- **Collection entries**
-*-*-

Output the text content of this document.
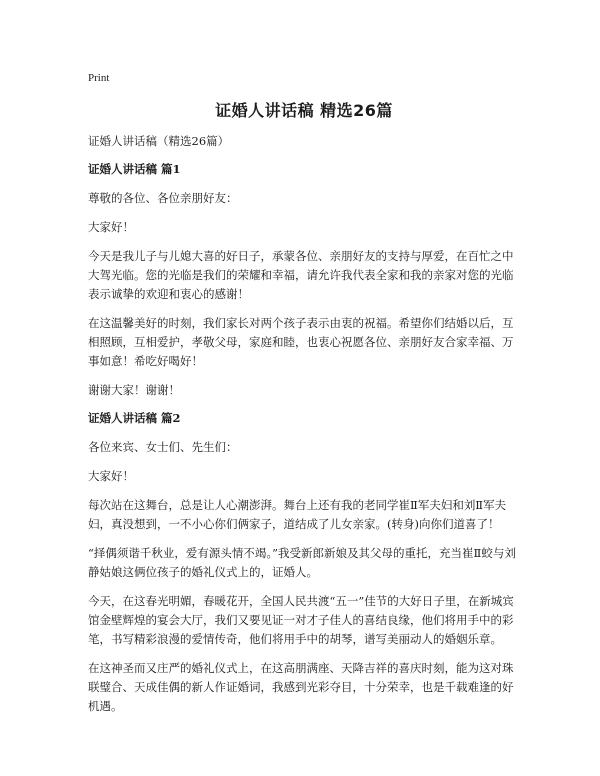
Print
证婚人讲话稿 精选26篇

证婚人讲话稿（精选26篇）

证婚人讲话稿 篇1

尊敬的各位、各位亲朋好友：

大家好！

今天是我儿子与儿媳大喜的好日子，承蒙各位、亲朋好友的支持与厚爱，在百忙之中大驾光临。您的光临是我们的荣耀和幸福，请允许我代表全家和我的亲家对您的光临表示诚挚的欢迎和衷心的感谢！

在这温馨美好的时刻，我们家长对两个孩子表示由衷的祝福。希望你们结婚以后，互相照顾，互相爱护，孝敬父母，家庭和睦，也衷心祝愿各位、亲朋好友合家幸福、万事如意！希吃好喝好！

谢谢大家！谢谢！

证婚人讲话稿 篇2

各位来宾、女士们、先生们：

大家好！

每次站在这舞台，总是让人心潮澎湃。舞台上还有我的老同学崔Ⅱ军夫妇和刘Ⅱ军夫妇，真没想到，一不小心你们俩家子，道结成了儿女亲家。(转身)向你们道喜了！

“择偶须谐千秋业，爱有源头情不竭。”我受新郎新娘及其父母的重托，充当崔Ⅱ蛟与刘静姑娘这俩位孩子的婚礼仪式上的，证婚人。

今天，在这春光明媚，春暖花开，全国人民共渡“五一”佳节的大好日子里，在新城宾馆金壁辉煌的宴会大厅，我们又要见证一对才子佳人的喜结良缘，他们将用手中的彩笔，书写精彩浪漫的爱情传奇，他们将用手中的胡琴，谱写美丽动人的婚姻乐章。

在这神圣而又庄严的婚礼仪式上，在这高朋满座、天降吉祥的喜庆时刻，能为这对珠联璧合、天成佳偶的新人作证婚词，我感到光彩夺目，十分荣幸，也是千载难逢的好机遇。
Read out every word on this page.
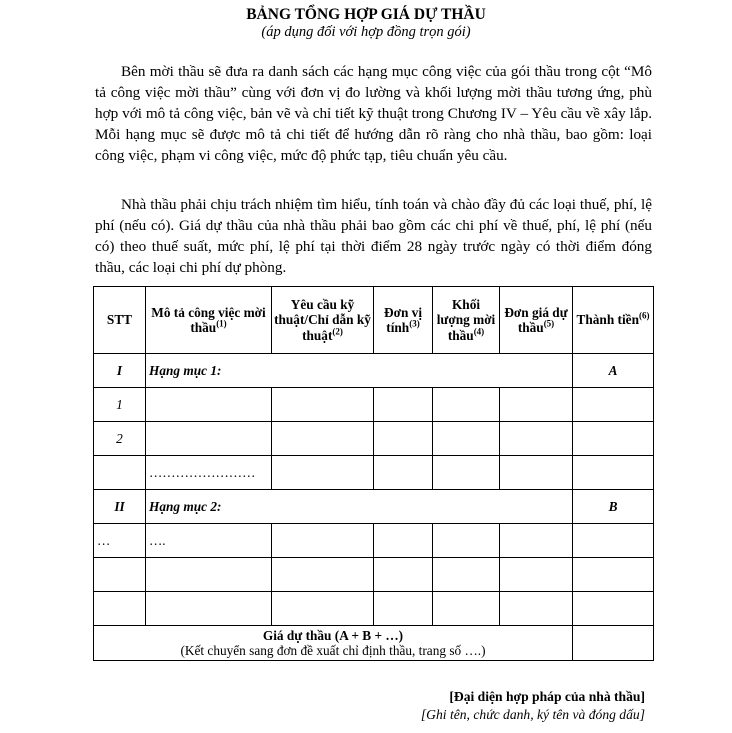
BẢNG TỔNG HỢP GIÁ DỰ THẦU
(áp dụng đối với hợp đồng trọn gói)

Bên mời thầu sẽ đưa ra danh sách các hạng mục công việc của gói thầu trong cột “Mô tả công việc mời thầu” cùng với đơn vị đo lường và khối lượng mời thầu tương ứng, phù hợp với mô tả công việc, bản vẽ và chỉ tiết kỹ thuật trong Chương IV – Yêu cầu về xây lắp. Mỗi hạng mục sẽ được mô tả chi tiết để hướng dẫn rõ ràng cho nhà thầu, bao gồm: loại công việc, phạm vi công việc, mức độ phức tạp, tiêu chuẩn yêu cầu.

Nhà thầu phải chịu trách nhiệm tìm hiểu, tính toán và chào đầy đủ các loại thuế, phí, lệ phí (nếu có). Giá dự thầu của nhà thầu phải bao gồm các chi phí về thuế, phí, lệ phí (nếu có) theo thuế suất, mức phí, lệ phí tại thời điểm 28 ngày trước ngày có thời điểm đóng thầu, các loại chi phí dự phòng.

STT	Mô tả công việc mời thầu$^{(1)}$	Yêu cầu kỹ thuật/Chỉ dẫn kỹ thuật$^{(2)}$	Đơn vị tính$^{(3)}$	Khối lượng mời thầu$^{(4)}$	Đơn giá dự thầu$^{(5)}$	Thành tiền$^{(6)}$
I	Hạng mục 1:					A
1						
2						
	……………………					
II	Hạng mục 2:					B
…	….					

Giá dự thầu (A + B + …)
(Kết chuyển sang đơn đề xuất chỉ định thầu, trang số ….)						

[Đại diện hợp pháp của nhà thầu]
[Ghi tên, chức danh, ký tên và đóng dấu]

-*-*-

- **Exercise requirements**
Report all lines of the data that include the word "đóng".

- **Reply to the task**
Nhà thầu phải chịu trách nhiệm tìm hiểu, tính toán và chào đầy đủ các loại thuế, phí, lệ phí (nếu có). Giá dự thầu của nhà thầu phải bao gồm các chi phí về thuế, phí, lệ phí (nếu có) theo thuế suất, mức phí, lệ phí tại thời điểm 28 ngày trước ngày có thời điểm đóng thầu, các loại chi phí dự phòng.
[Ghi tên, chức danh, ký tên và đóng dấu]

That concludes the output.